#### Set exercise:
Output every line verbatim, starting with the line that contains "daily-limit-percent: 2.00% [519,696,596,721]" and going on through the line that contains "legend-item[interactable]: 1日の損失制限 [816,591,923,608]", both included.

#### Dataset rows:
»»

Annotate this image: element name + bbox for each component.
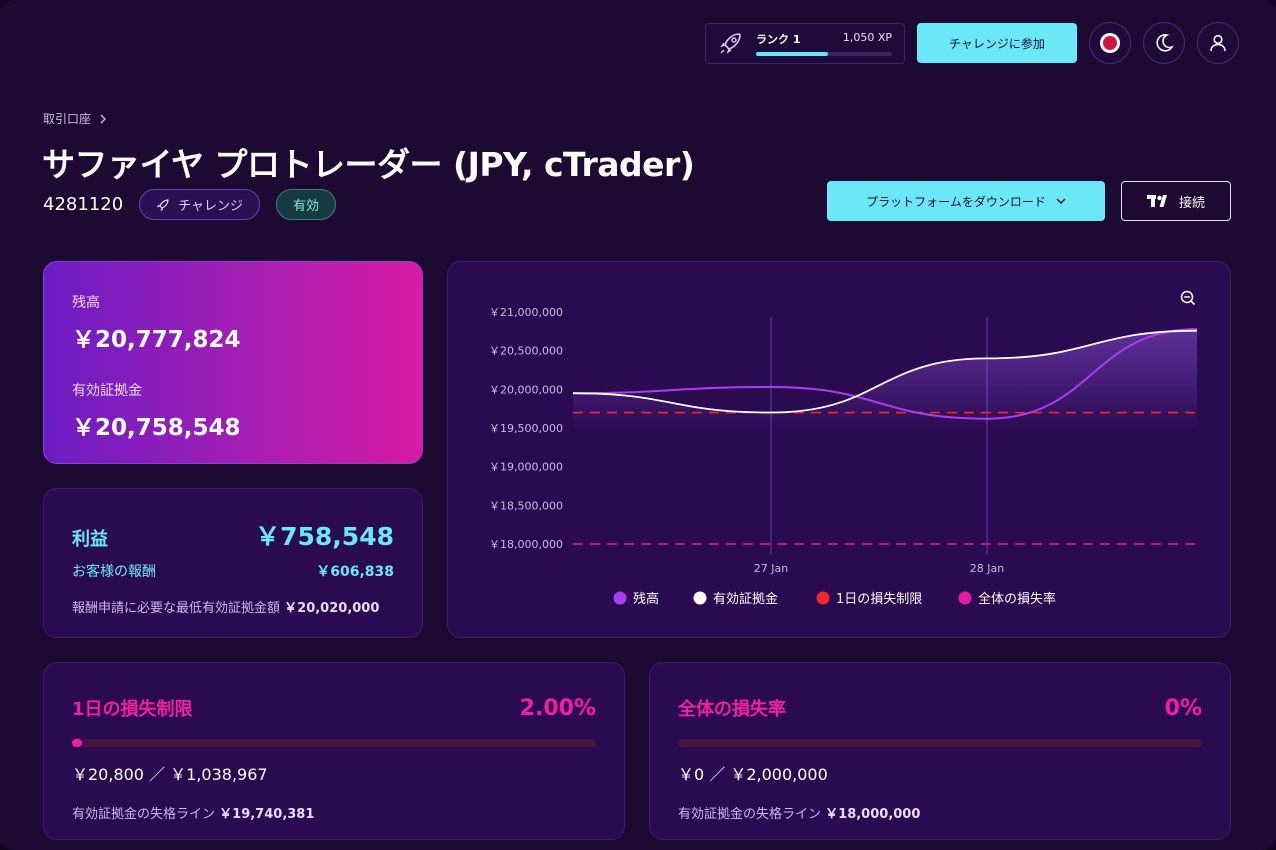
daily-limit-percent: 2.00% [519,696,596,721]
profit-card: 利益 ￥758,548 お客様の報酬 ￥606,838 報酬申請に必要な最低有効… [43,488,423,638]
legend-dot [958,591,972,605]
min-equity-value: ￥20,020,000 [284,601,380,616]
balance-line [572,328,1198,420]
daily-limit-fill [72,739,83,747]
balance-value: ￥20,777,824 [72,327,241,353]
page-title: サファイヤ プロトレーダー (JPY, cTrader) [42,145,695,184]
y-tick-label: ￥20,000,000 [489,383,563,396]
total-limit-line-label: 有効証拠金の失格ライン [678,807,822,822]
balance-label: 残高 [72,295,100,311]
x-tick-label: 27 Jan [754,562,788,575]
legend-dot [693,591,707,605]
y-tick-label: ￥19,500,000 [489,422,563,435]
profit-label: 利益 [72,529,108,550]
download-platform-button[interactable]: プラットフォームをダウンロード [827,181,1105,221]
daily-limit-title: 1日の損失制限 [72,699,193,720]
daily-limit-line-label: 有効証拠金の失格ライン [72,807,216,822]
y-tick-label: ￥18,500,000 [489,499,563,512]
rank-progress-fill [756,51,829,56]
connect-button[interactable]: 接続 [1121,181,1231,221]
theme-toggle-button[interactable] [1143,22,1185,64]
legend-label: 有効証拠金 [713,591,778,607]
chevron-down-icon [1056,198,1066,205]
min-equity-line: 報酬申請に必要な最低有効証拠金額 ￥20,020,000 [72,597,394,616]
user-icon [1210,34,1226,52]
total-limit-amount: ￥0 ／ ￥2,000,000 [678,765,828,784]
profile-button[interactable] [1197,22,1239,64]
total-limit-line: 有効証拠金の失格ライン ￥18,000,000 [678,803,1202,822]
daily-limit-line-value: ￥19,740,381 [219,807,315,822]
profit-value: ￥758,548 [255,522,394,551]
account-number: 4281120 [43,194,124,215]
daily-limit-line: 有効証拠金の失格ライン ￥19,740,381 [72,803,596,822]
y-tick-label: ￥20,500,000 [489,345,563,358]
legend-dot [816,591,830,605]
moon-icon [1156,34,1174,52]
header-actions: プラットフォームをダウンロード 接続 [827,181,1231,221]
balance-card: 残高 ￥20,777,824 有効証拠金 ￥20,758,548 [43,261,423,464]
rocket-icon [156,198,169,211]
zoom-out-icon[interactable] [1180,290,1196,306]
y-tick-label: ￥19,000,000 [489,461,563,474]
reward-label: お客様の報酬 [72,564,156,580]
daily-loss-limit-card: 1日の損失制限 2.00% ￥20,800 ／ ￥1,038,967 有効証拠金… [43,662,625,840]
rocket-icon [720,33,741,54]
legend-item[interactable]: 全体の損失率 [958,591,1057,607]
total-limit-line-value: ￥18,000,000 [825,807,921,822]
rank-label: ランク 1 [756,32,801,46]
legend-item[interactable]: 1日の損失制限 [816,591,923,608]
daily-limit-bar [72,739,596,747]
equity-chart-card: ￥21,000,000 ￥20,500,000 ￥20,000,000 ￥19,500… [447,261,1231,638]
join-challenge-button[interactable]: チャレンジに参加 [917,23,1077,63]
total-limit-title: 全体の損失率 [678,699,786,720]
total-limit-bar [678,739,1202,747]
total-limit-percent: 0% [1164,696,1202,721]
breadcrumb-link[interactable]: 取引口座 [43,112,92,126]
equity-line [572,329,1198,414]
y-tick-label: ￥18,000,000 [489,538,563,551]
status-badge-label: 有効 [293,199,320,214]
challenge-badge: チャレンジ [139,189,261,220]
reward-value: ￥606,838 [316,564,394,580]
japan-flag-icon [1100,33,1120,53]
challenge-badge-label: チャレンジ [178,199,244,214]
breadcrumb: 取引口座 [43,110,107,127]
y-tick-label: ￥21,000,000 [489,306,563,319]
total-loss-limit-card: 全体の損失率 0% ￥0 ／ ￥2,000,000 有効証拠金の失格ライン ￥1… [649,662,1231,840]
connect-label: 接続 [1178,194,1205,210]
legend-label: 残高 [633,591,659,607]
rank-progress-bar [756,51,892,56]
download-platform-label: プラットフォームをダウンロード [866,194,1046,209]
daily-limit-amount: ￥20,800 ／ ￥1,038,967 [72,765,268,784]
xp-value: 1,050 XP [842,30,892,44]
legend-label: 全体の損失率 [978,591,1056,607]
min-equity-label: 報酬申請に必要な最低有効証拠金額 [72,601,281,616]
language-button[interactable] [1089,22,1131,64]
equity-chart: ￥21,000,000 ￥20,500,000 ￥20,000,000 ￥19,500… [489,290,1198,608]
status-badge: 有効 [276,189,337,220]
tradingview-icon [1146,195,1167,207]
legend-dot [613,591,627,605]
account-meta: 4281120 チャレンジ 有効 [43,189,337,220]
x-tick-label: 28 Jan [970,562,1004,575]
top-bar: ランク 1 1,050 XP チャレンジに参加 [705,22,1239,64]
legend-item[interactable]: 有効証拠金 [693,591,779,607]
rank-widget[interactable]: ランク 1 1,050 XP [705,22,905,64]
equity-label: 有効証拠金 [72,383,142,399]
equity-value: ￥20,758,548 [72,415,241,441]
chevron-right-icon [100,114,107,123]
legend-item[interactable]: 残高 [613,591,660,607]
legend-label: 1日の損失制限 [836,592,922,607]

««

#### Result for this exercise:
daily-limit-percent: 2.00% [519,696,596,721]
profit-card: 利益 ￥758,548 お客様の報酬 ￥606,838 報酬申請に必要な最低有効… [43,488,423,638]
legend-dot [958,591,972,605]
min-equity-value: ￥20,020,000 [284,601,380,616]
balance-line [572,328,1198,420]
daily-limit-fill [72,739,83,747]
balance-value: ￥20,777,824 [72,327,241,353]
page-title: サファイヤ プロトレーダー (JPY, cTrader) [42,145,695,184]
y-tick-label: ￥20,000,000 [489,383,563,396]
total-limit-line-label: 有効証拠金の失格ライン [678,807,822,822]
balance-label: 残高 [72,295,100,311]
x-tick-label: 27 Jan [754,562,788,575]
legend-dot [693,591,707,605]
y-tick-label: ￥19,500,000 [489,422,563,435]
profit-label: 利益 [72,529,108,550]
download-platform-button[interactable]: プラットフォームをダウンロード [827,181,1105,221]
daily-limit-title: 1日の損失制限 [72,699,193,720]
daily-limit-line-label: 有効証拠金の失格ライン [72,807,216,822]
y-tick-label: ￥18,500,000 [489,499,563,512]
rank-progress-fill [756,51,829,56]
connect-button[interactable]: 接続 [1121,181,1231,221]
theme-toggle-button[interactable] [1143,22,1185,64]
legend-label: 有効証拠金 [713,591,778,607]
chevron-down-icon [1056,198,1066,205]
min-equity-line: 報酬申請に必要な最低有効証拠金額 ￥20,020,000 [72,597,394,616]
user-icon [1210,34,1226,52]
total-limit-amount: ￥0 ／ ￥2,000,000 [678,765,828,784]
profile-button[interactable] [1197,22,1239,64]
total-limit-line: 有効証拠金の失格ライン ￥18,000,000 [678,803,1202,822]
daily-limit-line-value: ￥19,740,381 [219,807,315,822]
profit-value: ￥758,548 [255,522,394,551]
account-number: 4281120 [43,194,124,215]
daily-limit-line: 有効証拠金の失格ライン ￥19,740,381 [72,803,596,822]
y-tick-label: ￥20,500,000 [489,345,563,358]
legend-dot [816,591,830,605]
moon-icon [1156,34,1174,52]
header-actions: プラットフォームをダウンロード 接続 [827,181,1231,221]
balance-card: 残高 ￥20,777,824 有効証拠金 ￥20,758,548 [43,261,423,464]
rocket-icon [156,198,169,211]
zoom-out-icon[interactable] [1180,290,1196,306]
y-tick-label: ￥19,000,000 [489,461,563,474]
reward-label: お客様の報酬 [72,564,156,580]
daily-loss-limit-card: 1日の損失制限 2.00% ￥20,800 ／ ￥1,038,967 有効証拠金… [43,662,625,840]
rocket-icon [720,33,741,54]
legend-item[interactable]: 全体の損失率 [958,591,1057,607]
total-limit-line-value: ￥18,000,000 [825,807,921,822]
rank-label: ランク 1 [756,32,801,46]
legend-item[interactable]: 1日の損失制限 [816,591,923,608]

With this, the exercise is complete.